The 2015–16 season was Liverpool Football Club's 124th season in existence and their 54th consecutive season in the top flight of English football. It was also the club's 24th consecutive season in the Premier League. Along with the Premier League, Liverpool competed in the FA Cup, Football League Cup and UEFA Europa League. The season covered the period from 1 July 2015 to 30 June 2016. It started with a 1–0 away win against Stoke City in the league and ended with a 1–3 defeat to Sevilla in the UEFA Europa League Final.

The season was the first since 1997–98 without former captain Steven Gerrard, who departed to LA Galaxy.

Season review

Pre-season
On 10 July 2015, Jordan Henderson was announced as the new captain of Liverpool following the departure of Steven Gerrard. The next day, Liverpool travelled to Asia for four pre-season matches with a 30-man squad. They played their first match of the pre-season on 14 July against Thai Premier League XI and won the match comfortably with the score of 4–0 in which Lazar Marković, Mamadou Sakho, Adam Lallana and Divock Origi scored a goal each. On 17 July, Adam Lallana and James Milner scored a goal apiece in a 2–1 win over Brisbane Roar. On 20 July, Liverpool won 2–0 against Adelaide United with goals from James Milner and Danny Ings.

For the fourth game, Liverpool travelled to Malaysia to face Malaysia XI and the match finished a goal apiece with goals from Patrick Wleh and Jordon Ibe. On 1 August, Liverpool played against the Finnish side HJK Helsinki and won the match 2–0 with goals from Divock Origi and Philippe Coutinho. Liverpool played their last match of the pre-season against Swindon Town and won the game 2–1 with goals from debutant Christian Benteke and youngster Sheyi Ojo, who scored the winning goal.

August
On 7 August, James Milner was appointed the vice captain of Liverpool FC. On 9 August 2015, Liverpool won their opening match against Stoke City in the Premier League. Philippe Coutinho scored the winning goal in the 86th minute with a long-range effort which ultimately gave Liverpool a 1–0 win. This victory came at the site of their biggest defeat, when Stoke won 6–1 that May. On 17 August, Liverpool played the second match of the league season at Anfield against AFC Bournemouth in a 1–0 win for Liverpool, in which Christian Benteke scored his first competitive goal for the club. On 24 August, Liverpool played a 0–0 draw with Arsenal at the Emirates Stadium. On 29 August 2015, Liverpool lost the first match of the season against West Ham United in a 3–0 win for the away side. This was West Ham's first victory at Anfield since 1963.

September
On 13 September, Liverpool travelled to Manchester to play against Manchester United and suffered a 3–1 defeat in the latest instalment of their rivalry. On 17 September, Liverpool began their UEFA Europa League campaign with a 1–1 draw away against Bordeaux.  On 21 September, Liverpool played a 1–1 draw with Norwich City at home, with Danny Ings scoring the goal for Liverpool. On 24 September, Liverpool won the third round match of the League Cup via penalties after 1–1 draw in 120 minutes against Carlisle United. Liverpool registered a 3–2 victory over Aston Villa on 27 September with James Milner scoring in the second minute of play and Daniel Sturridge scoring a brace.
_ _ _ _ _
## EXERCISE REQUIREMENTS
(1) Answer these questions from the Liverpool 2015–16 season text:
(a) Who was announced as the new Liverpool captain on 10 July 2015?
(b) Who scored the winning goal in the pre-season match against Swindon Town?
(c) Which opponent did Liverpool face to begin their UEFA Europa League campaign?
(2) Please translate this sentence from the Liverpool 2015–16 season text into Spanish: "On 7 August, James Milner was appointed the vice captain of Liverpool FC."
None of the records are needed.

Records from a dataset
_ _ _ _ _
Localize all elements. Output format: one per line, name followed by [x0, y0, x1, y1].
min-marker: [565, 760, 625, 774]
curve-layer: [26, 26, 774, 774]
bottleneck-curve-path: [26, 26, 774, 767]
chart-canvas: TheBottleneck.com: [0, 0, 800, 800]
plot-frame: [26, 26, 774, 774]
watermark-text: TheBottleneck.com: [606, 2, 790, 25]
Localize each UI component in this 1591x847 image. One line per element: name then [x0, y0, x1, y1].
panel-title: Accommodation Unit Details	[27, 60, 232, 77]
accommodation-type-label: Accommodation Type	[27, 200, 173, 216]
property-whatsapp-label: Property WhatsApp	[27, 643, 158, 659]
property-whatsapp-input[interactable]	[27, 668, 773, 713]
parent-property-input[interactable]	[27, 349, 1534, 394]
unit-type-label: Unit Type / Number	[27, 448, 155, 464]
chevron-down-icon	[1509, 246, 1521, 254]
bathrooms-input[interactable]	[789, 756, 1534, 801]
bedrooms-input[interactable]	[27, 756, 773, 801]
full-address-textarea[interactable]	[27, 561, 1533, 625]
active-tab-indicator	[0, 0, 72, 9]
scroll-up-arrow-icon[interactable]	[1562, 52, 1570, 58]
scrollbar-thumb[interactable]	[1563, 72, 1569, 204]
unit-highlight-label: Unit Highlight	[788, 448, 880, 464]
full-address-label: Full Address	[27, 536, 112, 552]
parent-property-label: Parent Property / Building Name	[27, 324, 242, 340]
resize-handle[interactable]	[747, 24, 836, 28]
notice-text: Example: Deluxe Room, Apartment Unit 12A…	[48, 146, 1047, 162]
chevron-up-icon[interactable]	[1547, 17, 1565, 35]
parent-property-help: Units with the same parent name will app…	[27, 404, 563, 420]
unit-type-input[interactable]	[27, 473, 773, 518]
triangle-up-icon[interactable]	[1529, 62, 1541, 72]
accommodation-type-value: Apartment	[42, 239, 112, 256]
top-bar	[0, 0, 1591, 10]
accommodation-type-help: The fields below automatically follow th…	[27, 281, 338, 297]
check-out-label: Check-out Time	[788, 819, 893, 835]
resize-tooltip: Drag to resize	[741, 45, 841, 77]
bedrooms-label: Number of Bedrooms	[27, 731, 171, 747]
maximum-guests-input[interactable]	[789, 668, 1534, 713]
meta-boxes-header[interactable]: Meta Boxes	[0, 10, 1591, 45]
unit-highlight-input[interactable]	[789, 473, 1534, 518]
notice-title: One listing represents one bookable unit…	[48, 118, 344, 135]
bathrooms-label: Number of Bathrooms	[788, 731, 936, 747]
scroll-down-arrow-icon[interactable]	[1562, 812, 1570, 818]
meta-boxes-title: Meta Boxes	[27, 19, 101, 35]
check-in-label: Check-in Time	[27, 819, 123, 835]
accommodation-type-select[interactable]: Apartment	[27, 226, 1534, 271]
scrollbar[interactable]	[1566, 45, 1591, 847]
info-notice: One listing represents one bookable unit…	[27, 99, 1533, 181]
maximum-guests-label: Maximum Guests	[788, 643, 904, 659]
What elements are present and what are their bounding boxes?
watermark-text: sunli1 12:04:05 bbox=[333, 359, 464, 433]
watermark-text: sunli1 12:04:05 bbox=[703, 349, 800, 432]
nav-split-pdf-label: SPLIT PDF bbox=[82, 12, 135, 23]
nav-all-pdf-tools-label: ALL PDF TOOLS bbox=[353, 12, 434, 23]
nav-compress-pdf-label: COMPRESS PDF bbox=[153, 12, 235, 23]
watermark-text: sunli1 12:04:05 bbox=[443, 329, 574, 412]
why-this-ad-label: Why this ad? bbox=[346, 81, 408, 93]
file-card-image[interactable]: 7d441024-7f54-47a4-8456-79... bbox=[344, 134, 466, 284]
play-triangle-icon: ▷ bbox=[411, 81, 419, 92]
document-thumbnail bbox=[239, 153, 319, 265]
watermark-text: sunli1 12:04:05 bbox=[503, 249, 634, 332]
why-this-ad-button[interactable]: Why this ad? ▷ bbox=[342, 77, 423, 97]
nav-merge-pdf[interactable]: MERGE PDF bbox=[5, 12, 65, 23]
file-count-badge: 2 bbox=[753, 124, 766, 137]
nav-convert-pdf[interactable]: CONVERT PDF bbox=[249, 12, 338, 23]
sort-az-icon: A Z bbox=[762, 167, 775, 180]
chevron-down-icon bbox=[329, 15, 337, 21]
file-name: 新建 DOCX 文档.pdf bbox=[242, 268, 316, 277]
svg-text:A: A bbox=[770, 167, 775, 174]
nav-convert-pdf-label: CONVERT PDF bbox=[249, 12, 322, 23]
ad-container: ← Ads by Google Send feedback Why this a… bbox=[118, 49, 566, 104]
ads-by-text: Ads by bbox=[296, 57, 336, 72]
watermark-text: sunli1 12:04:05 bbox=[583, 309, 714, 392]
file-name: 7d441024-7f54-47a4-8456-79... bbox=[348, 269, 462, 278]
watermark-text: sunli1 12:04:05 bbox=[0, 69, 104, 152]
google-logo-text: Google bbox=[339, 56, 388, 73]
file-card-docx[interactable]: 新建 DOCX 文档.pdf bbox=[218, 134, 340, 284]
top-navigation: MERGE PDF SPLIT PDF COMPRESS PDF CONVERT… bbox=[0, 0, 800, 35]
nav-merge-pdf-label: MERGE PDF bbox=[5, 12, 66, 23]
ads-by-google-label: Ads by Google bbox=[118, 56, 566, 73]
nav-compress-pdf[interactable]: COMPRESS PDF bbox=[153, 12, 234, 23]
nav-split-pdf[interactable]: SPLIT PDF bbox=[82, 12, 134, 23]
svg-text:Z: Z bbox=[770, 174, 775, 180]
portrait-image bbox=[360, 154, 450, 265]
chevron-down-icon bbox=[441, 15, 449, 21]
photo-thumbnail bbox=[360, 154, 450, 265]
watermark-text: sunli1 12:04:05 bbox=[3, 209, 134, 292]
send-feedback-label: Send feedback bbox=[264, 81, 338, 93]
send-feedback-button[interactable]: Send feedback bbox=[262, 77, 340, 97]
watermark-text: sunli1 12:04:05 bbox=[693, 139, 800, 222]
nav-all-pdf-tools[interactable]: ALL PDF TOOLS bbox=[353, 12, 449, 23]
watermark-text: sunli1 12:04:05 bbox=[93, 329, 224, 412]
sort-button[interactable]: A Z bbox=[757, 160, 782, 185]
_ _ _ _ _
## SOLUTIONS TO THE PROBLEMS
(1)
(a) Jordan Henderson
(b) Sheyi Ojo
(c) Bordeaux

(2) El 7 de agosto, James Milner fue nombrado vicecapitán del Liverpool FC.